YOUR GOAL -
Only lines holding the word "times" should be copied from the material.

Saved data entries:

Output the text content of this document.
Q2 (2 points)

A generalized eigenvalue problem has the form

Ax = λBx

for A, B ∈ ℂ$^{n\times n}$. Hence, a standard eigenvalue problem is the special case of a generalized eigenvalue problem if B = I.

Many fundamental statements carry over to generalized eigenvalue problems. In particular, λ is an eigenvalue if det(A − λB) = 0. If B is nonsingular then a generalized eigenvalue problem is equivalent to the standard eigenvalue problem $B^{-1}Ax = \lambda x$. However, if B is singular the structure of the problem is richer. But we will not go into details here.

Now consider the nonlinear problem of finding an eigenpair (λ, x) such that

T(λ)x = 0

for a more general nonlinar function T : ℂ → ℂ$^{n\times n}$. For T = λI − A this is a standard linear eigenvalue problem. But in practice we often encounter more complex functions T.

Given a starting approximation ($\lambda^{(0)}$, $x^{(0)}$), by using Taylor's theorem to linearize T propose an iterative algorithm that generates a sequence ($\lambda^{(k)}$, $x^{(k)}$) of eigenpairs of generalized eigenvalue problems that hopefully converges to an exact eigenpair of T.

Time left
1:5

WRITTEN RESPONSE -
for A, B ∈ ℂ$^{n\times n}$. Hence, a standard eigenvalue problem is the special case of a generalized eigenvalue problem if B = I.
for a more general nonlinar function T : ℂ → ℂ$^{n\times n}$. For T = λI − A this is a standard linear eigenvalue problem. But in practice we often encounter more complex functions T.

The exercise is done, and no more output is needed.